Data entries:
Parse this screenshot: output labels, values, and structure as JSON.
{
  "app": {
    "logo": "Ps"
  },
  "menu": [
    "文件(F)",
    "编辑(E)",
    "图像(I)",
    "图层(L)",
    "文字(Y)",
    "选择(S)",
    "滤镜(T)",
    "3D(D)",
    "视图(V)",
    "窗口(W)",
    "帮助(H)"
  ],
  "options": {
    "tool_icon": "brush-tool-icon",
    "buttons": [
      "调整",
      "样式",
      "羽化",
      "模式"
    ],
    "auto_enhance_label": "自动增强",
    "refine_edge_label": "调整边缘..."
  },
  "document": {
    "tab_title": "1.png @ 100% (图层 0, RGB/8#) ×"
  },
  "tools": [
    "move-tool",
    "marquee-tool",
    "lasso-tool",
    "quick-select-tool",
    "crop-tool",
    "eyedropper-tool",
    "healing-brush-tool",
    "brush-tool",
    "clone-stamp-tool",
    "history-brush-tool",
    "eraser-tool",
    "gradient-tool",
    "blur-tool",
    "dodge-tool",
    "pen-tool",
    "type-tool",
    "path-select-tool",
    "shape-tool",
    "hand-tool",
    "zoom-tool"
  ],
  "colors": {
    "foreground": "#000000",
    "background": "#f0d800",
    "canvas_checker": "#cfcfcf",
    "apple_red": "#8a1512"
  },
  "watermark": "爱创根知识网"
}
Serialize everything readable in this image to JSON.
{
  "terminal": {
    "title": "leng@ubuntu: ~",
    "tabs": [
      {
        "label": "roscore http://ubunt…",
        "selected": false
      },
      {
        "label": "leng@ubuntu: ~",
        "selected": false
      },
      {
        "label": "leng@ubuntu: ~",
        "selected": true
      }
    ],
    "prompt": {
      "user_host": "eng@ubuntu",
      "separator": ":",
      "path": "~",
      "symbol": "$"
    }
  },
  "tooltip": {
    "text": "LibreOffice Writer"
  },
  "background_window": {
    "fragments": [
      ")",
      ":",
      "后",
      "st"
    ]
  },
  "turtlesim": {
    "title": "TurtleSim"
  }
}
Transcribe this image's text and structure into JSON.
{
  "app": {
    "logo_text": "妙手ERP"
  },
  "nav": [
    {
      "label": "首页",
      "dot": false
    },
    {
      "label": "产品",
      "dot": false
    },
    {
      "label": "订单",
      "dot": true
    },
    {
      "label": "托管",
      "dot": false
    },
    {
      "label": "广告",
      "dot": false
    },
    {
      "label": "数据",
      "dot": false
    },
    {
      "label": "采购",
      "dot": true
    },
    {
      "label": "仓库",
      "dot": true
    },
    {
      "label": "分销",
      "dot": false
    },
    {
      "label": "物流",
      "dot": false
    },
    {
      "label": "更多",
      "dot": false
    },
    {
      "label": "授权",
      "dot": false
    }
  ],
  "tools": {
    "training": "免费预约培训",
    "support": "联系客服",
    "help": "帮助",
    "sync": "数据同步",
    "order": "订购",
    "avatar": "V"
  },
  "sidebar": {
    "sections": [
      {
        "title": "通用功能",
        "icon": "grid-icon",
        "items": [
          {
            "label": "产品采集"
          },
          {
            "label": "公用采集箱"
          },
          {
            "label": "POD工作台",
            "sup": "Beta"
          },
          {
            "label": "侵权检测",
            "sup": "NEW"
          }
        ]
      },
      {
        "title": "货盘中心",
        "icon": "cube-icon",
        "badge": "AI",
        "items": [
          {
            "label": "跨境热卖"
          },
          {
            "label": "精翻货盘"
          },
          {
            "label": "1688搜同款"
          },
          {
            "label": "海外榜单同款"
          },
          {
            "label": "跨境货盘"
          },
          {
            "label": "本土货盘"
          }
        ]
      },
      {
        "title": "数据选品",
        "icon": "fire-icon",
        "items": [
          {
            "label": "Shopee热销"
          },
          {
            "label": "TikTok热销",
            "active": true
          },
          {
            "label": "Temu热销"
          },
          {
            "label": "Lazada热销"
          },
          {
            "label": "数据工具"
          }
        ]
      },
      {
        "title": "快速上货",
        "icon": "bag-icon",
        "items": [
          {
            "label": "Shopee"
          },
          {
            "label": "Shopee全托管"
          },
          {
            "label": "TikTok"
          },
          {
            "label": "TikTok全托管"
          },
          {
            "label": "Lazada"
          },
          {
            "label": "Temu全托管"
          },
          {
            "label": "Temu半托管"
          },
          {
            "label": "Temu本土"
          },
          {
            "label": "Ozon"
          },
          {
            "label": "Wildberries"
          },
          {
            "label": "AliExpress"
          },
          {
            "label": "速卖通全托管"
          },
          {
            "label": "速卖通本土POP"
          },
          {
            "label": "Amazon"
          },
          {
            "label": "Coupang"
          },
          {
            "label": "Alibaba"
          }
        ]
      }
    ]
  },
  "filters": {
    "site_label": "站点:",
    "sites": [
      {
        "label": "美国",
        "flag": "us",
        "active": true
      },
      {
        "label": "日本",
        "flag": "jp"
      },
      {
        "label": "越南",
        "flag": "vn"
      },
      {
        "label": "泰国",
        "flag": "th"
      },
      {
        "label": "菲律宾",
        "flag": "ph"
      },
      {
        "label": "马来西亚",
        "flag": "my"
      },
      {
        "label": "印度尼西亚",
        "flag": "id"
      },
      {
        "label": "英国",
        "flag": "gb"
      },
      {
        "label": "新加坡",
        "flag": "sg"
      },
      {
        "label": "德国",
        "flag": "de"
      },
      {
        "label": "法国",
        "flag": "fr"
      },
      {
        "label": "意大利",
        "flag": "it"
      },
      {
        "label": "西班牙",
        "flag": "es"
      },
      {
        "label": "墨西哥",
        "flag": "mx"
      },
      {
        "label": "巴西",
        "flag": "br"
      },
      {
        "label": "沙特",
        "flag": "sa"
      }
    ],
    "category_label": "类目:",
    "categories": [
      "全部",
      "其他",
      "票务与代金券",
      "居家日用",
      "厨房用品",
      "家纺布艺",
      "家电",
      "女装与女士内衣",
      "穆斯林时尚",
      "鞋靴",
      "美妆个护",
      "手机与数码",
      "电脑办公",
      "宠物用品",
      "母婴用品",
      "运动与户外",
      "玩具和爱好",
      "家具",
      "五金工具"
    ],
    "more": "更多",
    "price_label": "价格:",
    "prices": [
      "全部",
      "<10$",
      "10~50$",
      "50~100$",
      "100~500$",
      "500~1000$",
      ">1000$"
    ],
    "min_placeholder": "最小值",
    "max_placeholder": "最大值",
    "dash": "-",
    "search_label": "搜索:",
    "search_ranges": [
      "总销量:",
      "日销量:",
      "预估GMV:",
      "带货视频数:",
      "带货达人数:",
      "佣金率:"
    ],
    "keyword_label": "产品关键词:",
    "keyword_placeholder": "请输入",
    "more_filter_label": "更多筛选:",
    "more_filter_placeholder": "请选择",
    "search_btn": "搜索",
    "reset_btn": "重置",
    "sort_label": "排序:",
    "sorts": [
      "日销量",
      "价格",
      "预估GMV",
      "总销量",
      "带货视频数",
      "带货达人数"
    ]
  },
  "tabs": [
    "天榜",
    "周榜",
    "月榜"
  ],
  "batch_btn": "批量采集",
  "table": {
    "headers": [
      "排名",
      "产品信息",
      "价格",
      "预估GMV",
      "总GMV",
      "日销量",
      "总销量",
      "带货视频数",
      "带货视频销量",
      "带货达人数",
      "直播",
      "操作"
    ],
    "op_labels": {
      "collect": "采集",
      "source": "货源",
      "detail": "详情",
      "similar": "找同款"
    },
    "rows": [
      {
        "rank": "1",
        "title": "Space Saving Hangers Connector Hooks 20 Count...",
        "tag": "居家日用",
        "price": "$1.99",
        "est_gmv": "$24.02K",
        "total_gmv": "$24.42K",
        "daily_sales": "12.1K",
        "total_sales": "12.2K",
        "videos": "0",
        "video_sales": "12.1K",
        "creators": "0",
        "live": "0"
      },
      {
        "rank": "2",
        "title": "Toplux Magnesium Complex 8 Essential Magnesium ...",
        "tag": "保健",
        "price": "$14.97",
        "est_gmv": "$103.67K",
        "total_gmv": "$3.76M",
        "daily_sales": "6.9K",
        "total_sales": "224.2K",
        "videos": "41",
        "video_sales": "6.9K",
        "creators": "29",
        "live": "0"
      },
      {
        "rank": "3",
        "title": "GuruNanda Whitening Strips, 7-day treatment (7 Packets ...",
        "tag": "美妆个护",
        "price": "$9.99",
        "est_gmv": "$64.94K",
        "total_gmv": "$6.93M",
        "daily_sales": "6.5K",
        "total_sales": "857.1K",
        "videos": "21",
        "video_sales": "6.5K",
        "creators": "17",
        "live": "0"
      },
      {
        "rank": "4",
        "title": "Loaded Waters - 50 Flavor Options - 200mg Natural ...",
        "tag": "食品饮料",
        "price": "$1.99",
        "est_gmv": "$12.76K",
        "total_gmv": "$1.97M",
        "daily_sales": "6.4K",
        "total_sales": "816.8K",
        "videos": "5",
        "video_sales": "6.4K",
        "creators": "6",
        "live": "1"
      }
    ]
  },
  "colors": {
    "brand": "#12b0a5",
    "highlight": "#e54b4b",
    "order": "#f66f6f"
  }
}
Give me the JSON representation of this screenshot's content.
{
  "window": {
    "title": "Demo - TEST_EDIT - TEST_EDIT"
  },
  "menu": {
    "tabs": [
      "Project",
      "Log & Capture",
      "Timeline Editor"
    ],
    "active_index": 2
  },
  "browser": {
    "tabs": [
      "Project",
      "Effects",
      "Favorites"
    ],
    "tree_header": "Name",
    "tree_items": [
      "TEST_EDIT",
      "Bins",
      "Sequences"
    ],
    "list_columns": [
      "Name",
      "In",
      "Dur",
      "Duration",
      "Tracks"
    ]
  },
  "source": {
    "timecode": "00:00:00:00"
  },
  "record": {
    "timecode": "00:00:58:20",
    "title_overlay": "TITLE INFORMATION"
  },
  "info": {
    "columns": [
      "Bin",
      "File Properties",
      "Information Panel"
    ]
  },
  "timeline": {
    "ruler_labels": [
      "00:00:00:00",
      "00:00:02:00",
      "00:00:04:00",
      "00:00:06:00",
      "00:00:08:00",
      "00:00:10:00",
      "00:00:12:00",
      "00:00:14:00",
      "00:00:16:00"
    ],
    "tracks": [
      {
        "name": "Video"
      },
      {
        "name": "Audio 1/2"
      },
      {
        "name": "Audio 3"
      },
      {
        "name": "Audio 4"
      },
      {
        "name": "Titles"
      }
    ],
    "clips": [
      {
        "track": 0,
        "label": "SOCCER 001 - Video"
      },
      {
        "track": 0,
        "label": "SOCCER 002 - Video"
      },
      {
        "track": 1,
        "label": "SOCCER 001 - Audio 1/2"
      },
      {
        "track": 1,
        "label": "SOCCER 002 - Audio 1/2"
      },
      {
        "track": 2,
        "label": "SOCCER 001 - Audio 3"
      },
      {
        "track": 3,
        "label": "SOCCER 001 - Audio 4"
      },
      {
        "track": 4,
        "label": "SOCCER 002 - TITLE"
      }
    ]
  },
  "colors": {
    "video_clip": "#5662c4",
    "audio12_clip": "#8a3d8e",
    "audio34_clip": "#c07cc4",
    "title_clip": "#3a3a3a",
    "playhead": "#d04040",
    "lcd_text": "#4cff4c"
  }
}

#### WHAT YOU NEED TO DO
Look through the entries above. Extract each line with the word "brush".

#### EXERCISE ANSWER
    "tool_icon": "brush-tool-icon",
    "healing-brush-tool",
    "brush-tool",
    "history-brush-tool",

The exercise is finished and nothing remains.